— START DATA SHOWN —

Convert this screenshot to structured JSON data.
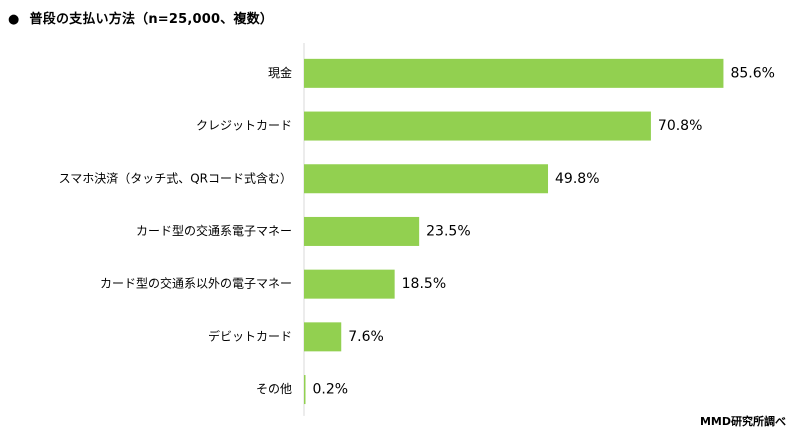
{
  "title": "普段の支払い方法（n=25,000、複数）",
  "title_bullet": "●",
  "source": "MMD研究所調べ",
  "colors": {
    "bar": "#92d050",
    "axis": "#d9d9d9"
  },
  "chart_data": {
    "type": "bar",
    "orientation": "horizontal",
    "title": "普段の支払い方法（n=25,000、複数）",
    "categories": [
      "現金",
      "クレジットカード",
      "スマホ決済（タッチ式、QRコード式含む）",
      "カード型の交通系電子マネー",
      "カード型の交通系以外の電子マネー",
      "デビットカード",
      "その他"
    ],
    "values": [
      85.6,
      70.8,
      49.8,
      23.5,
      18.5,
      7.6,
      0.2
    ],
    "value_labels": [
      "85.6%",
      "70.8%",
      "49.8%",
      "23.5%",
      "18.5%",
      "7.6%",
      "0.2%"
    ],
    "unit": "%",
    "xlim": [
      0,
      100
    ],
    "grid": false,
    "legend": "none"
  }
}
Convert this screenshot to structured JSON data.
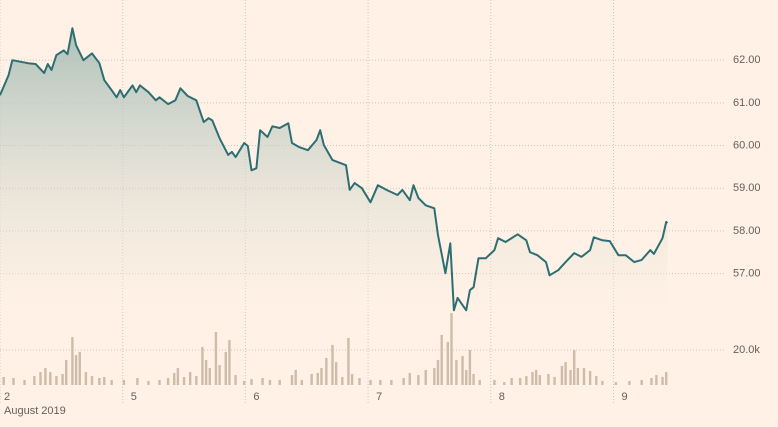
{
  "chart_data": {
    "type": "line",
    "xlim": [
      0,
      5.95
    ],
    "xticks": [
      {
        "value": 0,
        "label": "2"
      },
      {
        "value": 1,
        "label": "5"
      },
      {
        "value": 2,
        "label": "6"
      },
      {
        "value": 3,
        "label": "7"
      },
      {
        "value": 4,
        "label": "8"
      },
      {
        "value": 5,
        "label": "9"
      }
    ],
    "xlabel": "August 2019",
    "ylim": [
      55.5,
      63.41
    ],
    "yticks": [
      {
        "value": 57,
        "label": "57.00"
      },
      {
        "value": 58,
        "label": "58.00"
      },
      {
        "value": 59,
        "label": "59.00"
      },
      {
        "value": 60,
        "label": "60.00"
      },
      {
        "value": 61,
        "label": "61.00"
      },
      {
        "value": 62,
        "label": "62.00"
      }
    ],
    "y2lim": [
      0,
      45000
    ],
    "y2ticks": [
      {
        "value": 20000,
        "label": "20.0k"
      }
    ],
    "grid": true,
    "series": [
      {
        "type": "line",
        "color": "#2d6e73",
        "x": [
          0.0,
          0.07,
          0.1,
          0.23,
          0.29,
          0.36,
          0.39,
          0.42,
          0.46,
          0.52,
          0.55,
          0.59,
          0.62,
          0.68,
          0.75,
          0.81,
          0.85,
          0.91,
          0.95,
          0.98,
          1.01,
          1.08,
          1.11,
          1.14,
          1.21,
          1.27,
          1.3,
          1.37,
          1.43,
          1.47,
          1.53,
          1.6,
          1.66,
          1.7,
          1.73,
          1.79,
          1.86,
          1.89,
          1.92,
          1.99,
          2.02,
          2.05,
          2.09,
          2.12,
          2.18,
          2.22,
          2.28,
          2.35,
          2.38,
          2.44,
          2.51,
          2.58,
          2.61,
          2.64,
          2.71,
          2.82,
          2.85,
          2.89,
          2.95,
          3.02,
          3.08,
          3.15,
          3.24,
          3.28,
          3.34,
          3.37,
          3.41,
          3.47,
          3.54,
          3.57,
          3.63,
          3.67,
          3.7,
          3.73,
          3.8,
          3.83,
          3.86,
          3.9,
          3.96,
          4.03,
          4.06,
          4.12,
          4.22,
          4.29,
          4.32,
          4.38,
          4.45,
          4.48,
          4.55,
          4.61,
          4.68,
          4.74,
          4.81,
          4.84,
          4.91,
          4.97,
          5.04,
          5.1,
          5.17,
          5.23,
          5.3,
          5.33,
          5.4,
          5.43,
          5.44
        ],
        "values": [
          61.18,
          61.65,
          62.0,
          61.93,
          61.91,
          61.7,
          61.91,
          61.77,
          62.12,
          62.23,
          62.14,
          62.75,
          62.35,
          62.0,
          62.16,
          61.93,
          61.53,
          61.3,
          61.13,
          61.3,
          61.13,
          61.41,
          61.25,
          61.41,
          61.25,
          61.06,
          61.13,
          60.97,
          61.06,
          61.34,
          61.16,
          61.06,
          60.55,
          60.64,
          60.59,
          60.17,
          59.78,
          59.85,
          59.73,
          60.06,
          59.99,
          59.42,
          59.47,
          60.36,
          60.2,
          60.45,
          60.41,
          60.52,
          60.06,
          59.96,
          59.89,
          60.13,
          60.36,
          60.01,
          59.66,
          59.54,
          58.96,
          59.12,
          59.0,
          58.67,
          59.07,
          58.96,
          58.84,
          58.96,
          58.72,
          59.07,
          58.77,
          58.6,
          58.53,
          57.9,
          57.01,
          57.71,
          56.14,
          56.43,
          56.14,
          56.61,
          56.68,
          57.36,
          57.36,
          57.55,
          57.83,
          57.74,
          57.92,
          57.78,
          57.5,
          57.43,
          57.27,
          56.96,
          57.08,
          57.27,
          57.48,
          57.39,
          57.55,
          57.85,
          57.78,
          57.76,
          57.43,
          57.43,
          57.27,
          57.32,
          57.55,
          57.46,
          57.83,
          58.21,
          58.18
        ]
      },
      {
        "type": "bar",
        "axis": "y2",
        "color": "#cdbcaa",
        "x": [
          0.03,
          0.11,
          0.2,
          0.28,
          0.33,
          0.37,
          0.41,
          0.46,
          0.51,
          0.54,
          0.59,
          0.62,
          0.65,
          0.7,
          0.75,
          0.81,
          0.85,
          0.91,
          1.01,
          1.12,
          1.21,
          1.3,
          1.37,
          1.42,
          1.45,
          1.5,
          1.55,
          1.6,
          1.65,
          1.68,
          1.71,
          1.76,
          1.79,
          1.84,
          1.87,
          1.92,
          1.99,
          2.05,
          2.14,
          2.2,
          2.28,
          2.38,
          2.41,
          2.46,
          2.54,
          2.59,
          2.62,
          2.66,
          2.71,
          2.74,
          2.79,
          2.84,
          2.87,
          2.93,
          3.02,
          3.1,
          3.19,
          3.29,
          3.34,
          3.41,
          3.47,
          3.54,
          3.57,
          3.6,
          3.65,
          3.68,
          3.72,
          3.77,
          3.8,
          3.83,
          3.86,
          3.91,
          4.03,
          4.11,
          4.17,
          4.24,
          4.29,
          4.34,
          4.37,
          4.4,
          4.47,
          4.52,
          4.58,
          4.61,
          4.65,
          4.68,
          4.71,
          4.76,
          4.81,
          4.86,
          4.91,
          5.02,
          5.13,
          5.23,
          5.31,
          5.35,
          5.4,
          5.43
        ],
        "values": [
          4600,
          4000,
          2900,
          5100,
          7400,
          9700,
          7400,
          5100,
          6300,
          14300,
          27400,
          17100,
          18900,
          7400,
          5100,
          4000,
          4600,
          2900,
          2900,
          4000,
          2300,
          2900,
          4000,
          6900,
          9700,
          4600,
          7400,
          5100,
          21700,
          14300,
          9700,
          30300,
          11400,
          18900,
          25700,
          5700,
          2300,
          3400,
          4000,
          2900,
          2900,
          5700,
          8600,
          2900,
          6300,
          6900,
          9700,
          15400,
          22900,
          13100,
          4600,
          26900,
          6300,
          4000,
          2900,
          2900,
          2900,
          4000,
          6900,
          5700,
          8600,
          9700,
          14300,
          28600,
          24600,
          41100,
          14300,
          16600,
          8600,
          20000,
          6300,
          2900,
          2900,
          1700,
          4000,
          4000,
          5100,
          7400,
          8600,
          5700,
          6300,
          4600,
          10900,
          13100,
          8600,
          20000,
          9700,
          9700,
          8000,
          5100,
          2300,
          1700,
          2300,
          2900,
          4000,
          5700,
          4600,
          7400
        ]
      }
    ]
  }
}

— END DATA SHOWN —

JOB — Transcribe the records above exactly, leaving out every picture.

EXERCISE RESULT —
Convert this screenshot to structured JSON data.
{
  "title": "普段の支払い方法（n=25,000、複数）",
  "title_bullet": "●",
  "source": "MMD研究所調べ",
  "colors": {
    "bar": "#92d050",
    "axis": "#d9d9d9"
  },
  "chart_data": {
    "type": "bar",
    "orientation": "horizontal",
    "title": "普段の支払い方法（n=25,000、複数）",
    "categories": [
      "現金",
      "クレジットカード",
      "スマホ決済（タッチ式、QRコード式含む）",
      "カード型の交通系電子マネー",
      "カード型の交通系以外の電子マネー",
      "デビットカード",
      "その他"
    ],
    "values": [
      85.6,
      70.8,
      49.8,
      23.5,
      18.5,
      7.6,
      0.2
    ],
    "value_labels": [
      "85.6%",
      "70.8%",
      "49.8%",
      "23.5%",
      "18.5%",
      "7.6%",
      "0.2%"
    ],
    "unit": "%",
    "xlim": [
      0,
      100
    ],
    "grid": false,
    "legend": "none"
  }
}
Convert this screenshot to structured JSON data.
{
  "chart_data": {
    "type": "line",
    "xlim": [
      0,
      5.95
    ],
    "xticks": [
      {
        "value": 0,
        "label": "2"
      },
      {
        "value": 1,
        "label": "5"
      },
      {
        "value": 2,
        "label": "6"
      },
      {
        "value": 3,
        "label": "7"
      },
      {
        "value": 4,
        "label": "8"
      },
      {
        "value": 5,
        "label": "9"
      }
    ],
    "xlabel": "August 2019",
    "ylim": [
      55.5,
      63.41
    ],
    "yticks": [
      {
        "value": 57,
        "label": "57.00"
      },
      {
        "value": 58,
        "label": "58.00"
      },
      {
        "value": 59,
        "label": "59.00"
      },
      {
        "value": 60,
        "label": "60.00"
      },
      {
        "value": 61,
        "label": "61.00"
      },
      {
        "value": 62,
        "label": "62.00"
      }
    ],
    "y2lim": [
      0,
      45000
    ],
    "y2ticks": [
      {
        "value": 20000,
        "label": "20.0k"
      }
    ],
    "grid": true,
    "series": [
      {
        "type": "line",
        "color": "#2d6e73",
        "x": [
          0.0,
          0.07,
          0.1,
          0.23,
          0.29,
          0.36,
          0.39,
          0.42,
          0.46,
          0.52,
          0.55,
          0.59,
          0.62,
          0.68,
          0.75,
          0.81,
          0.85,
          0.91,
          0.95,
          0.98,
          1.01,
          1.08,
          1.11,
          1.14,
          1.21,
          1.27,
          1.3,
          1.37,
          1.43,
          1.47,
          1.53,
          1.6,
          1.66,
          1.7,
          1.73,
          1.79,
          1.86,
          1.89,
          1.92,
          1.99,
          2.02,
          2.05,
          2.09,
          2.12,
          2.18,
          2.22,
          2.28,
          2.35,
          2.38,
          2.44,
          2.51,
          2.58,
          2.61,
          2.64,
          2.71,
          2.82,
          2.85,
          2.89,
          2.95,
          3.02,
          3.08,
          3.15,
          3.24,
          3.28,
          3.34,
          3.37,
          3.41,
          3.47,
          3.54,
          3.57,
          3.63,
          3.67,
          3.7,
          3.73,
          3.8,
          3.83,
          3.86,
          3.9,
          3.96,
          4.03,
          4.06,
          4.12,
          4.22,
          4.29,
          4.32,
          4.38,
          4.45,
          4.48,
          4.55,
          4.61,
          4.68,
          4.74,
          4.81,
          4.84,
          4.91,
          4.97,
          5.04,
          5.1,
          5.17,
          5.23,
          5.3,
          5.33,
          5.4,
          5.43,
          5.44
        ],
        "values": [
          61.18,
          61.65,
          62.0,
          61.93,
          61.91,
          61.7,
          61.91,
          61.77,
          62.12,
          62.23,
          62.14,
          62.75,
          62.35,
          62.0,
          62.16,
          61.93,
          61.53,
          61.3,
          61.13,
          61.3,
          61.13,
          61.41,
          61.25,
          61.41,
          61.25,
          61.06,
          61.13,
          60.97,
          61.06,
          61.34,
          61.16,
          61.06,
          60.55,
          60.64,
          60.59,
          60.17,
          59.78,
          59.85,
          59.73,
          60.06,
          59.99,
          59.42,
          59.47,
          60.36,
          60.2,
          60.45,
          60.41,
          60.52,
          60.06,
          59.96,
          59.89,
          60.13,
          60.36,
          60.01,
          59.66,
          59.54,
          58.96,
          59.12,
          59.0,
          58.67,
          59.07,
          58.96,
          58.84,
          58.96,
          58.72,
          59.07,
          58.77,
          58.6,
          58.53,
          57.9,
          57.01,
          57.71,
          56.14,
          56.43,
          56.14,
          56.61,
          56.68,
          57.36,
          57.36,
          57.55,
          57.83,
          57.74,
          57.92,
          57.78,
          57.5,
          57.43,
          57.27,
          56.96,
          57.08,
          57.27,
          57.48,
          57.39,
          57.55,
          57.85,
          57.78,
          57.76,
          57.43,
          57.43,
          57.27,
          57.32,
          57.55,
          57.46,
          57.83,
          58.21,
          58.18
        ]
      },
      {
        "type": "bar",
        "axis": "y2",
        "color": "#cdbcaa",
        "x": [
          0.03,
          0.11,
          0.2,
          0.28,
          0.33,
          0.37,
          0.41,
          0.46,
          0.51,
          0.54,
          0.59,
          0.62,
          0.65,
          0.7,
          0.75,
          0.81,
          0.85,
          0.91,
          1.01,
          1.12,
          1.21,
          1.3,
          1.37,
          1.42,
          1.45,
          1.5,
          1.55,
          1.6,
          1.65,
          1.68,
          1.71,
          1.76,
          1.79,
          1.84,
          1.87,
          1.92,
          1.99,
          2.05,
          2.14,
          2.2,
          2.28,
          2.38,
          2.41,
          2.46,
          2.54,
          2.59,
          2.62,
          2.66,
          2.71,
          2.74,
          2.79,
          2.84,
          2.87,
          2.93,
          3.02,
          3.1,
          3.19,
          3.29,
          3.34,
          3.41,
          3.47,
          3.54,
          3.57,
          3.6,
          3.65,
          3.68,
          3.72,
          3.77,
          3.8,
          3.83,
          3.86,
          3.91,
          4.03,
          4.11,
          4.17,
          4.24,
          4.29,
          4.34,
          4.37,
          4.4,
          4.47,
          4.52,
          4.58,
          4.61,
          4.65,
          4.68,
          4.71,
          4.76,
          4.81,
          4.86,
          4.91,
          5.02,
          5.13,
          5.23,
          5.31,
          5.35,
          5.4,
          5.43
        ],
        "values": [
          4600,
          4000,
          2900,
          5100,
          7400,
          9700,
          7400,
          5100,
          6300,
          14300,
          27400,
          17100,
          18900,
          7400,
          5100,
          4000,
          4600,
          2900,
          2900,
          4000,
          2300,
          2900,
          4000,
          6900,
          9700,
          4600,
          7400,
          5100,
          21700,
          14300,
          9700,
          30300,
          11400,
          18900,
          25700,
          5700,
          2300,
          3400,
          4000,
          2900,
          2900,
          5700,
          8600,
          2900,
          6300,
          6900,
          9700,
          15400,
          22900,
          13100,
          4600,
          26900,
          6300,
          4000,
          2900,
          2900,
          2900,
          4000,
          6900,
          5700,
          8600,
          9700,
          14300,
          28600,
          24600,
          41100,
          14300,
          16600,
          8600,
          20000,
          6300,
          2900,
          2900,
          1700,
          4000,
          4000,
          5100,
          7400,
          8600,
          5700,
          6300,
          4600,
          10900,
          13100,
          8600,
          20000,
          9700,
          9700,
          8000,
          5100,
          2300,
          1700,
          2300,
          2900,
          4000,
          5700,
          4600,
          7400
        ]
      }
    ]
  }
}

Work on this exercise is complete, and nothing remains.